All of the material below is to be repeated exactly.

┌──

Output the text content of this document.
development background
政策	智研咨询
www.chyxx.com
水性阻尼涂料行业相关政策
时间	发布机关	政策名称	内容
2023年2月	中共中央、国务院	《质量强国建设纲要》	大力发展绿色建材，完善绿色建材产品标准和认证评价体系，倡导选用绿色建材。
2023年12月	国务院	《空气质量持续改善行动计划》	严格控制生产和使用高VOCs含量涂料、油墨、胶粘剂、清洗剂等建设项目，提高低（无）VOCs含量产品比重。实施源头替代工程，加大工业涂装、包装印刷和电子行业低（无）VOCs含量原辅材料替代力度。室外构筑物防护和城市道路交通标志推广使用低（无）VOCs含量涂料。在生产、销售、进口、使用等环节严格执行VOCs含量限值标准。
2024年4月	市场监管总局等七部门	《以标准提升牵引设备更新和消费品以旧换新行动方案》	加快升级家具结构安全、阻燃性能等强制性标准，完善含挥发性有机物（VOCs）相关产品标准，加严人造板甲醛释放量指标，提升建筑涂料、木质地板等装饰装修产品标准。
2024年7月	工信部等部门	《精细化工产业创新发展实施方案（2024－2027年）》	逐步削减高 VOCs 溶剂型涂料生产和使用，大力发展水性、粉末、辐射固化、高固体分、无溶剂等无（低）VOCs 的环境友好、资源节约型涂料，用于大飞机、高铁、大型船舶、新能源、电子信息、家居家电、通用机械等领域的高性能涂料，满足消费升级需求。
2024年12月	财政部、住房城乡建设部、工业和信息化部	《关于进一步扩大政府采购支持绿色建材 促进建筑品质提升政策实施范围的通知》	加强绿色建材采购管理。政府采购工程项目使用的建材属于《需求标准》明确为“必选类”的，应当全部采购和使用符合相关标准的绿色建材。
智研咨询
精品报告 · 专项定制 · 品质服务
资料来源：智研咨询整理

└──

_SOLUTION:_
Output the text content of this document.
development background
政策	智研咨询
www.chyxx.com
水性阻尼涂料行业相关政策
时间	发布机关	政策名称	内容
2023年2月	中共中央、国务院	《质量强国建设纲要》	大力发展绿色建材，完善绿色建材产品标准和认证评价体系，倡导选用绿色建材。
2023年12月	国务院	《空气质量持续改善行动计划》	严格控制生产和使用高VOCs含量涂料、油墨、胶粘剂、清洗剂等建设项目，提高低（无）VOCs含量产品比重。实施源头替代工程，加大工业涂装、包装印刷和电子行业低（无）VOCs含量原辅材料替代力度。室外构筑物防护和城市道路交通标志推广使用低（无）VOCs含量涂料。在生产、销售、进口、使用等环节严格执行VOCs含量限值标准。
2024年4月	市场监管总局等七部门	《以标准提升牵引设备更新和消费品以旧换新行动方案》	加快升级家具结构安全、阻燃性能等强制性标准，完善含挥发性有机物（VOCs）相关产品标准，加严人造板甲醛释放量指标，提升建筑涂料、木质地板等装饰装修产品标准。
2024年7月	工信部等部门	《精细化工产业创新发展实施方案（2024－2027年）》	逐步削减高 VOCs 溶剂型涂料生产和使用，大力发展水性、粉末、辐射固化、高固体分、无溶剂等无（低）VOCs 的环境友好、资源节约型涂料，用于大飞机、高铁、大型船舶、新能源、电子信息、家居家电、通用机械等领域的高性能涂料，满足消费升级需求。
2024年12月	财政部、住房城乡建设部、工业和信息化部	《关于进一步扩大政府采购支持绿色建材 促进建筑品质提升政策实施范围的通知》	加强绿色建材采购管理。政府采购工程项目使用的建材属于《需求标准》明确为“必选类”的，应当全部采购和使用符合相关标准的绿色建材。
智研咨询
精品报告 · 专项定制 · 品质服务
资料来源：智研咨询整理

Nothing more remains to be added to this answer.